▶ DIRECTIONS
Find each line containing the string "nicht". Copy it.

** BEGIN **

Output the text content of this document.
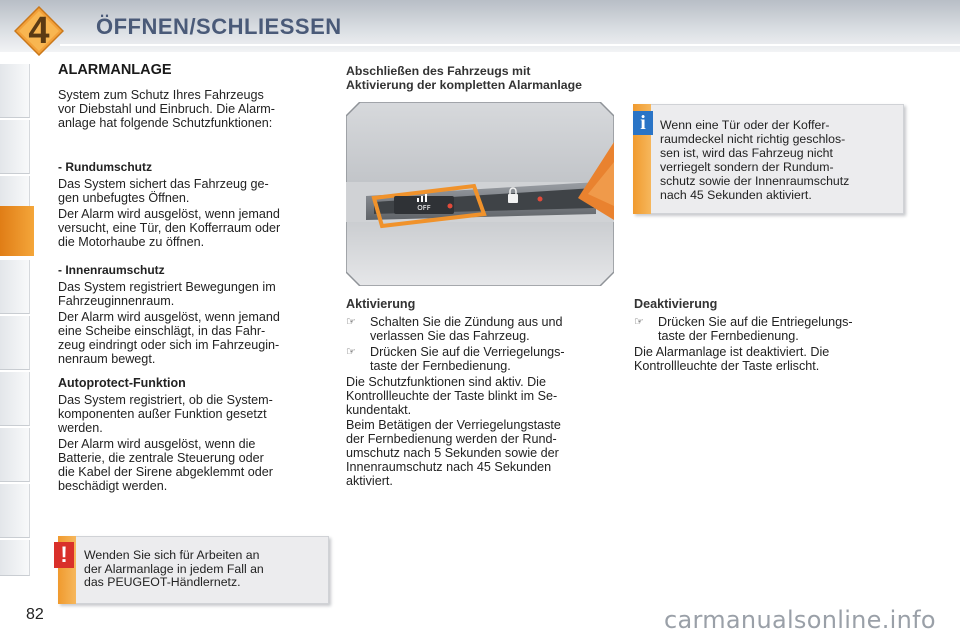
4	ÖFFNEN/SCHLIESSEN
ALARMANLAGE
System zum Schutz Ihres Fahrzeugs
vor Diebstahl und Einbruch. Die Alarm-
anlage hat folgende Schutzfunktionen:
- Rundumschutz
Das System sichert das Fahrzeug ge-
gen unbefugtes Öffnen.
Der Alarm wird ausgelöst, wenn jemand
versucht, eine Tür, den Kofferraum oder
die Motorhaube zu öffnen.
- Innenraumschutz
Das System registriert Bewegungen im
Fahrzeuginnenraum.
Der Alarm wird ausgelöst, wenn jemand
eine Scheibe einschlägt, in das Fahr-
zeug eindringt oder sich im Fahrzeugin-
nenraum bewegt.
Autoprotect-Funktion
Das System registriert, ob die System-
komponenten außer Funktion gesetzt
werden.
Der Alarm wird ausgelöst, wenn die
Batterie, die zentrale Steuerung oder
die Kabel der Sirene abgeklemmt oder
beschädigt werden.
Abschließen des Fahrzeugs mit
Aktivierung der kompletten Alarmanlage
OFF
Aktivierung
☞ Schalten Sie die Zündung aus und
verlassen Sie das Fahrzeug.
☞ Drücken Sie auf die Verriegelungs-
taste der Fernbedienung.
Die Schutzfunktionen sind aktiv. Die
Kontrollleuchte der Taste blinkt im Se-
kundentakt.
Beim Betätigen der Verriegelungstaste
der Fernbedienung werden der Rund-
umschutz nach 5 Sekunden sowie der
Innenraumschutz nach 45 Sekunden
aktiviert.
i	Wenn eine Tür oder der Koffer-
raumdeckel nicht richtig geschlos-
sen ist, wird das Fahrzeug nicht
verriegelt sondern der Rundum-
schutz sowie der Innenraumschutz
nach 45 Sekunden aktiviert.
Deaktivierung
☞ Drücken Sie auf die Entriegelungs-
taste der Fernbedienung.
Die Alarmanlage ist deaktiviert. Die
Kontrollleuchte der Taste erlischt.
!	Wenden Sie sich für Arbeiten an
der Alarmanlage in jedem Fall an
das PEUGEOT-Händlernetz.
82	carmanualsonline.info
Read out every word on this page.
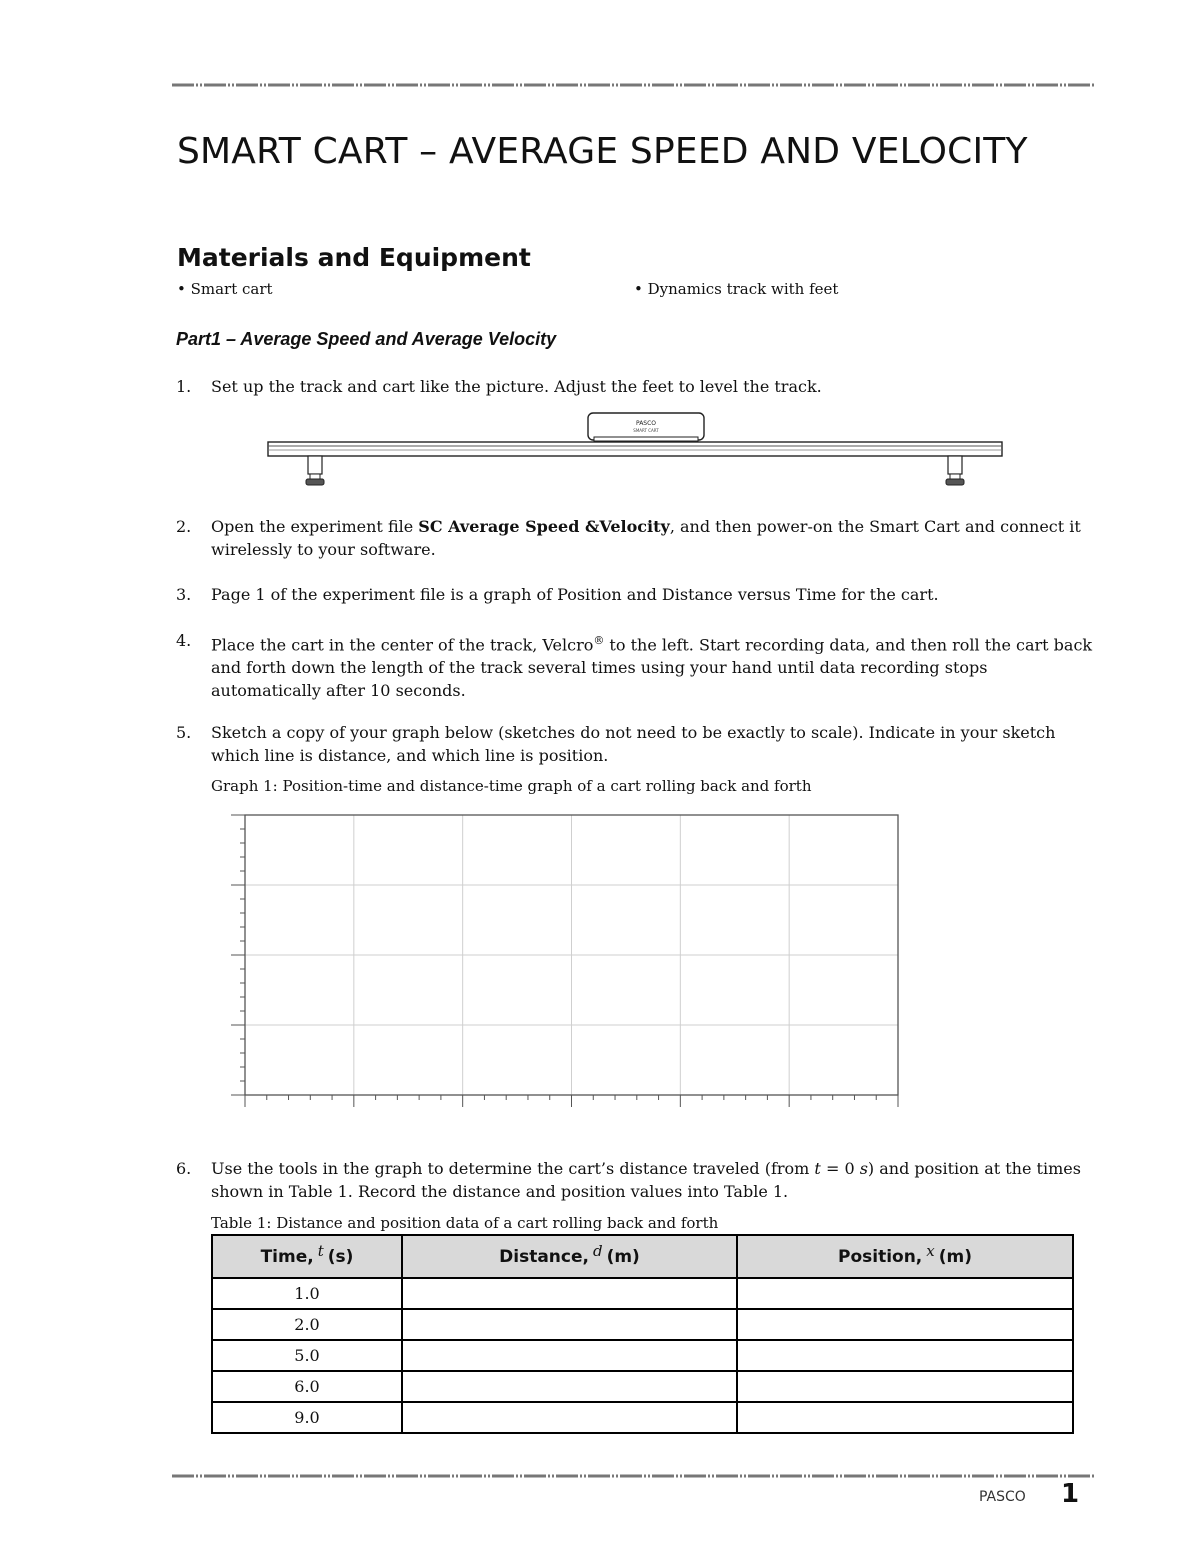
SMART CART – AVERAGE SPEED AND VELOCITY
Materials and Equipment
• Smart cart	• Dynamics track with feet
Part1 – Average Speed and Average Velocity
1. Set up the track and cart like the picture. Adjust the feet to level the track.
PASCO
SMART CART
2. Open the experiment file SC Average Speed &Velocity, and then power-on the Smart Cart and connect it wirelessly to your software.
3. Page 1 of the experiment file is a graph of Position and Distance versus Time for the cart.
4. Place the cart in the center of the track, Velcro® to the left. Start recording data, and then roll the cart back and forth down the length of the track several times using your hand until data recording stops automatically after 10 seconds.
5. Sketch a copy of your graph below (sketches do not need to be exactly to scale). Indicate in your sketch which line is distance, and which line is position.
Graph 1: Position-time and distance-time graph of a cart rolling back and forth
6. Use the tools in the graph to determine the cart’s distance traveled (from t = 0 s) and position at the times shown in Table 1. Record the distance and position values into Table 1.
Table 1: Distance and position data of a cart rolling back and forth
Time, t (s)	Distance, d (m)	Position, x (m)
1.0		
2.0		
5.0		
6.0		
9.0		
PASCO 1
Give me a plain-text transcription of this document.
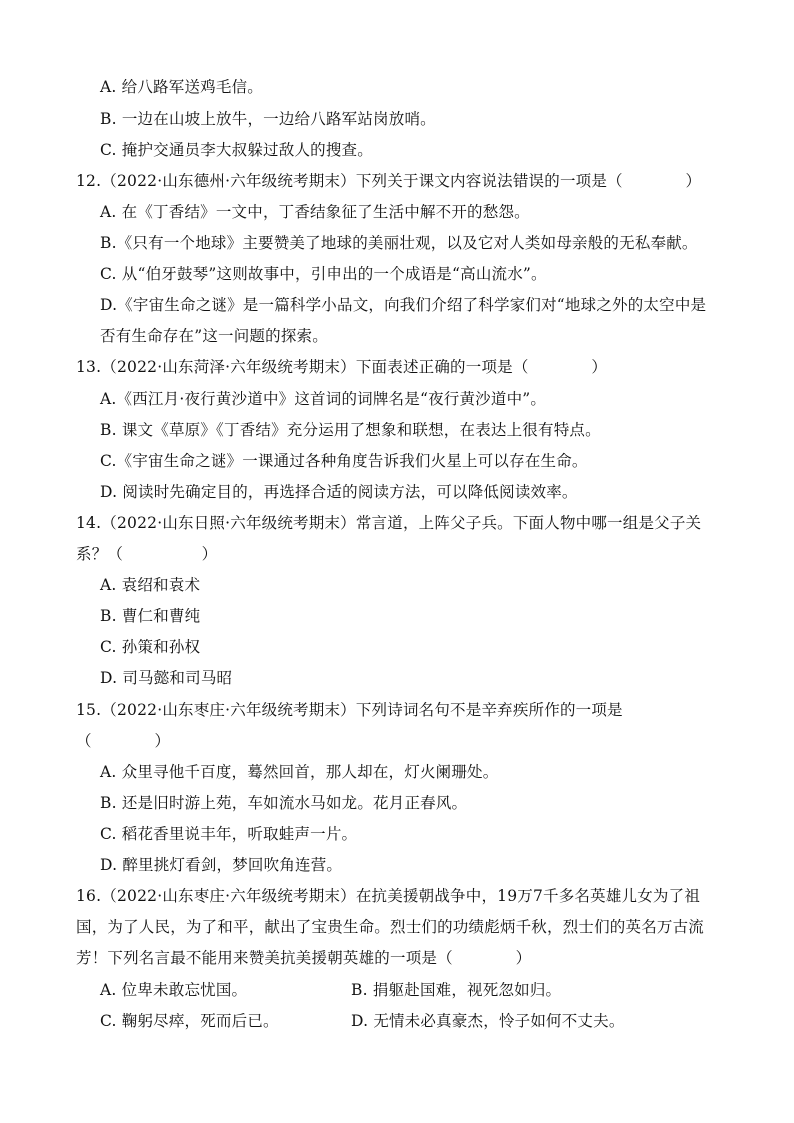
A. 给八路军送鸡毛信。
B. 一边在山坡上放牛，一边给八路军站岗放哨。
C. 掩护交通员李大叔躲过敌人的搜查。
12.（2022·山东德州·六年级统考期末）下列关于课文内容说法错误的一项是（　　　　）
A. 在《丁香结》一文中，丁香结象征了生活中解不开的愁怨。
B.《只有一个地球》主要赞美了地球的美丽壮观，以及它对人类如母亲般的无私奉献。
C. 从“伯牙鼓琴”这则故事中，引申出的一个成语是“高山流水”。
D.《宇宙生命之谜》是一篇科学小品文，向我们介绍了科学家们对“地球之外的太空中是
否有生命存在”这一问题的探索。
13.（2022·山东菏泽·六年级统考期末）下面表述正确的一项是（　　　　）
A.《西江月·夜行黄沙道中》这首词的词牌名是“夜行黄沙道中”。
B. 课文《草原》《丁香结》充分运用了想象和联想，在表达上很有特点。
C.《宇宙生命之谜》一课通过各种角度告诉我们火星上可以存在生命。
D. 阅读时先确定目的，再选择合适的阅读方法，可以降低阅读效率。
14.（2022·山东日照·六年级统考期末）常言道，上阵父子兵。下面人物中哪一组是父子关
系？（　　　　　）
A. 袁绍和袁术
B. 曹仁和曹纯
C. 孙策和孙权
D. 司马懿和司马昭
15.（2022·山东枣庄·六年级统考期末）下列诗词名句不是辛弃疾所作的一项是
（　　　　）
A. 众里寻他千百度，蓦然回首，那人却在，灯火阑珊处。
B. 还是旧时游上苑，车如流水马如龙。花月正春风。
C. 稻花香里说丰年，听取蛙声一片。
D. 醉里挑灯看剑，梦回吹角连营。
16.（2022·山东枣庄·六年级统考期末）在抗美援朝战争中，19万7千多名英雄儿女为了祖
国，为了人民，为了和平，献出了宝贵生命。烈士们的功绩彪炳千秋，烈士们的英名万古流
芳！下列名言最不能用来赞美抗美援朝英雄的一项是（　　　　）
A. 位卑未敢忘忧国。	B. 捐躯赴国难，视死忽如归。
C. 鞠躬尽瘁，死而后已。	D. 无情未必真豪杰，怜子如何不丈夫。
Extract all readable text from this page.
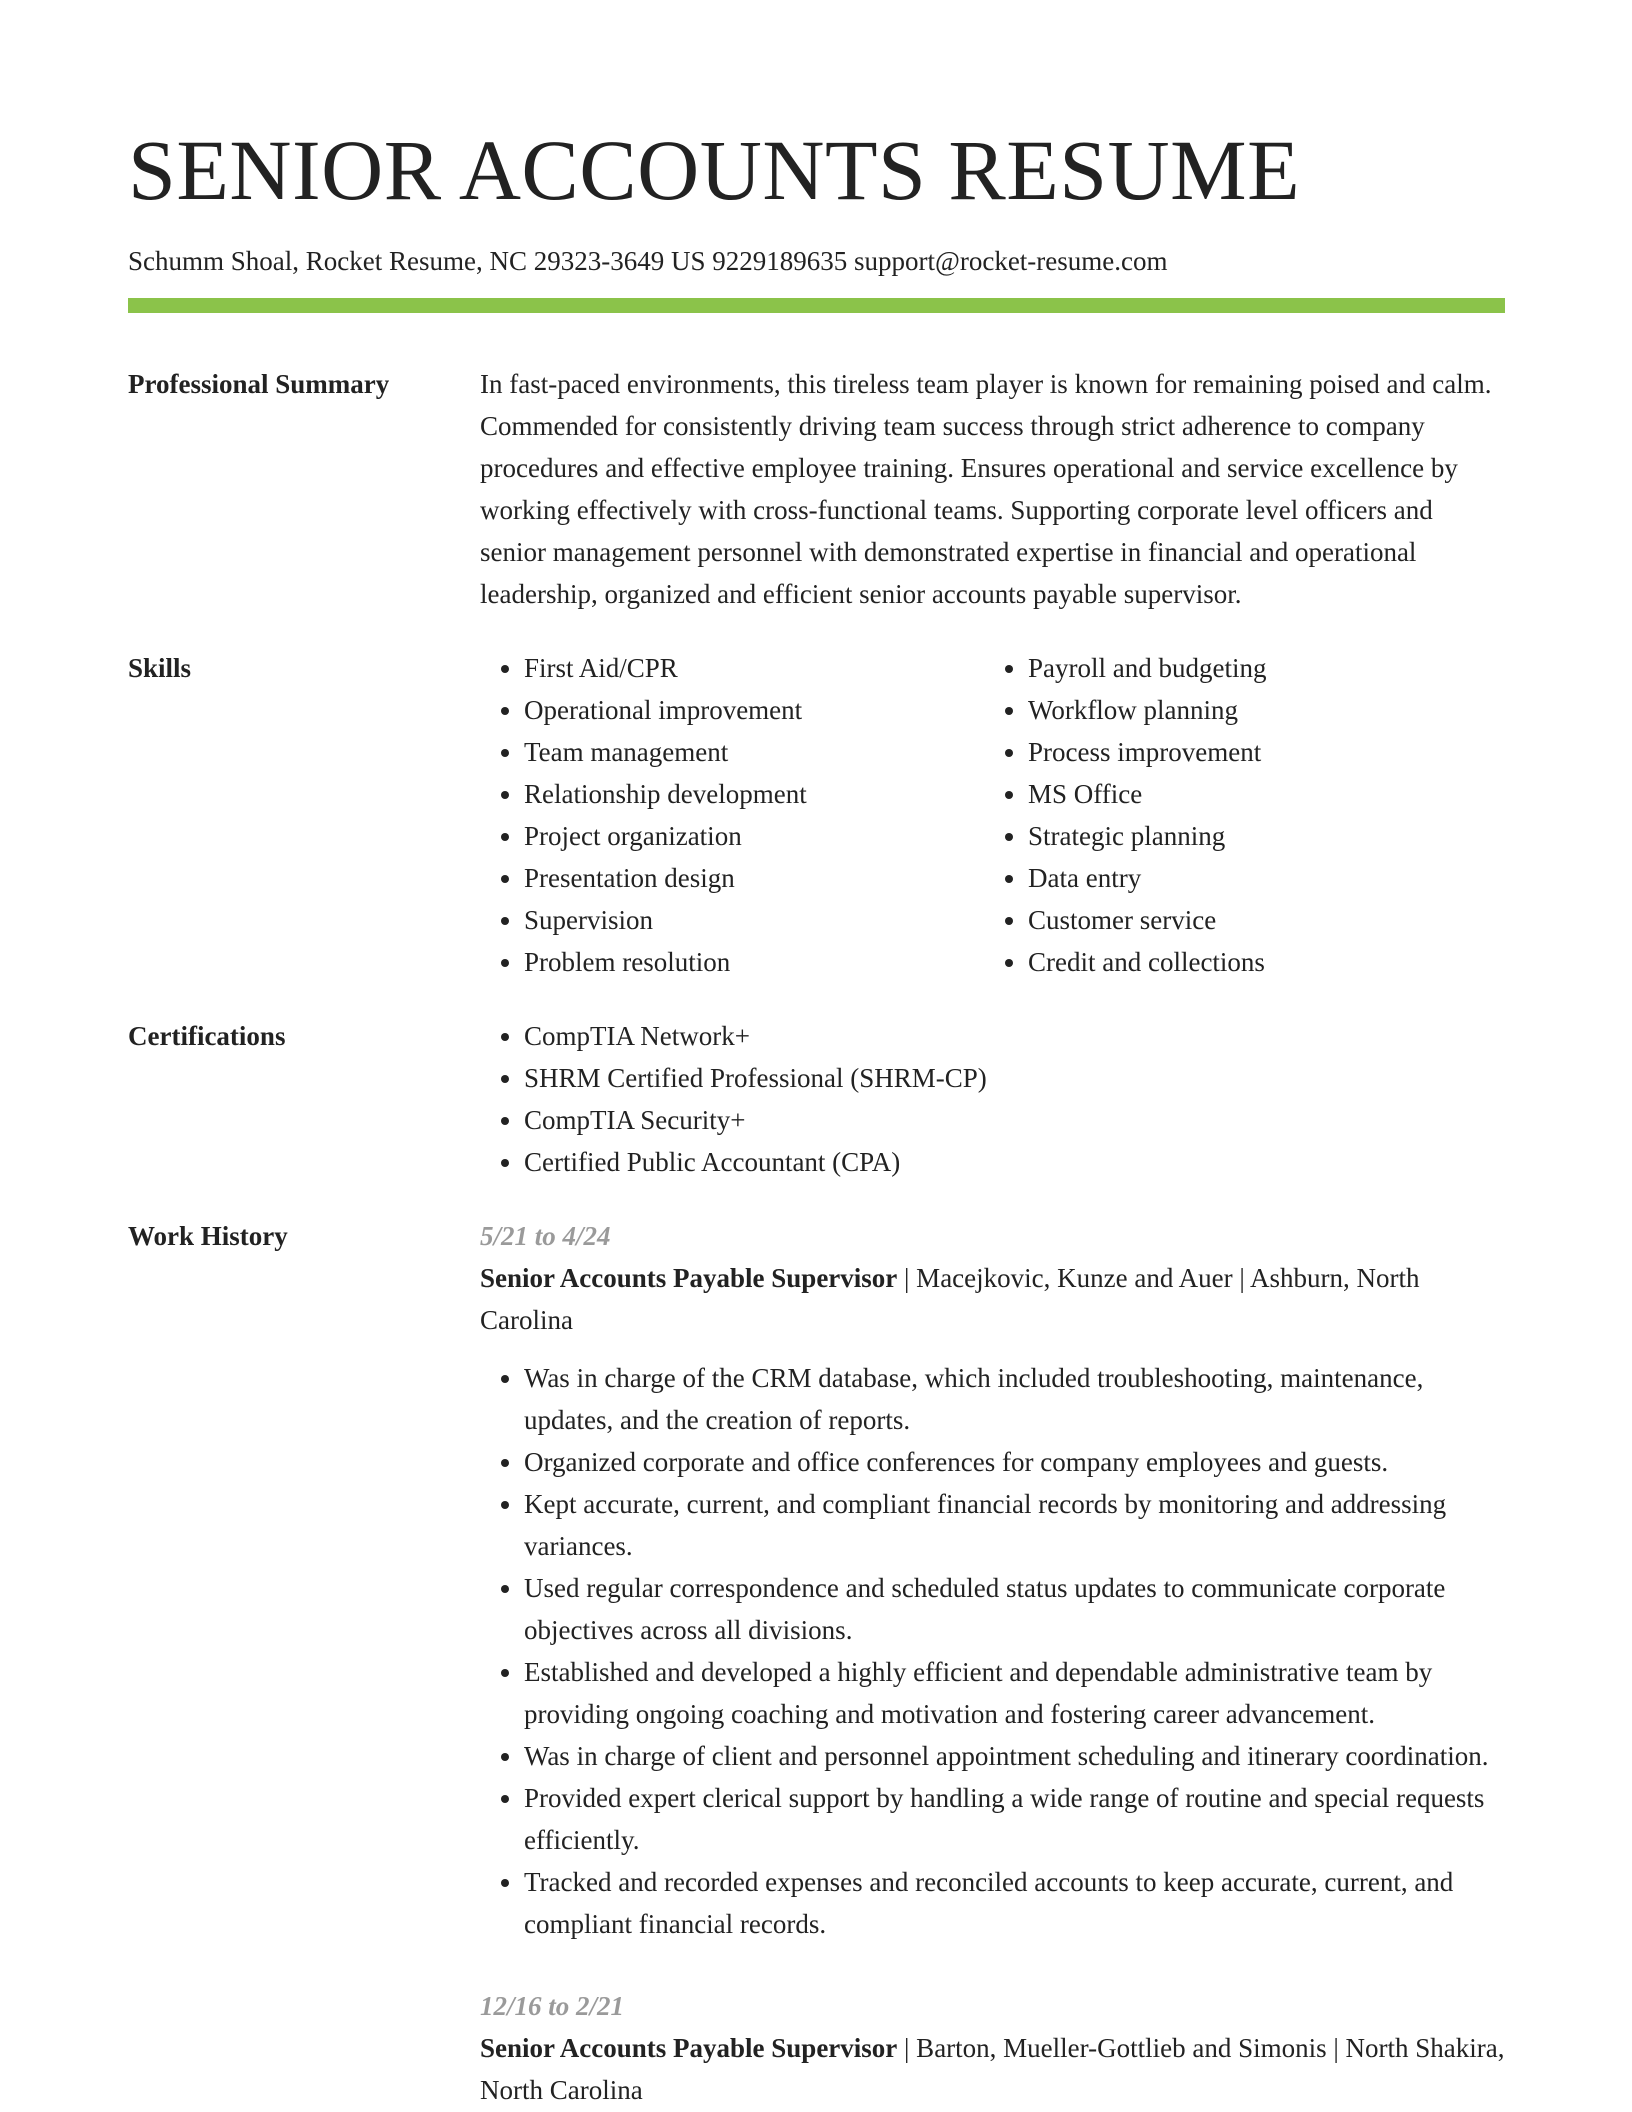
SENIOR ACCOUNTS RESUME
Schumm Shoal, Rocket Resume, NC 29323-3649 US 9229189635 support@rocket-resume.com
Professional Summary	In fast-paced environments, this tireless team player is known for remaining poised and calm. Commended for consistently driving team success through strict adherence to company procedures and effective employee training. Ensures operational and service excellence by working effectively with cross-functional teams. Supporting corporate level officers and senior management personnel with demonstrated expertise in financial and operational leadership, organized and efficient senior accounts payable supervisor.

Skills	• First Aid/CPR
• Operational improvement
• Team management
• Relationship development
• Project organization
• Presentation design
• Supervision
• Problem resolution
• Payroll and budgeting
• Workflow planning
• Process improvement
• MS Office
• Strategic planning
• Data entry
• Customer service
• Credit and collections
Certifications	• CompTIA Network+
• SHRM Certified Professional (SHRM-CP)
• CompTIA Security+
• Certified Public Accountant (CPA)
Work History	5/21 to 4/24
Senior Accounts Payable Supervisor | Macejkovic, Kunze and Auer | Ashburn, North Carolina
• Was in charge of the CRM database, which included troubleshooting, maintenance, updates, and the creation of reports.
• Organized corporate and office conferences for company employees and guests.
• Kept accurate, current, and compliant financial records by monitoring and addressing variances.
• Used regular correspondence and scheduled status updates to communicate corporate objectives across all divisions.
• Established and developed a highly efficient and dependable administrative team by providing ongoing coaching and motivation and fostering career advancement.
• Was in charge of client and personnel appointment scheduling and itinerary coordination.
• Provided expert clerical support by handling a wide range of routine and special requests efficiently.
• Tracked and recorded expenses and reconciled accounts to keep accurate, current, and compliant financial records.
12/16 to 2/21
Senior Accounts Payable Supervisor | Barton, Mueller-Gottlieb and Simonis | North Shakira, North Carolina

** END **

▶ THE SOLUTION
raumdeckel nicht richtig geschlos-
sen ist, wird das Fahrzeug nicht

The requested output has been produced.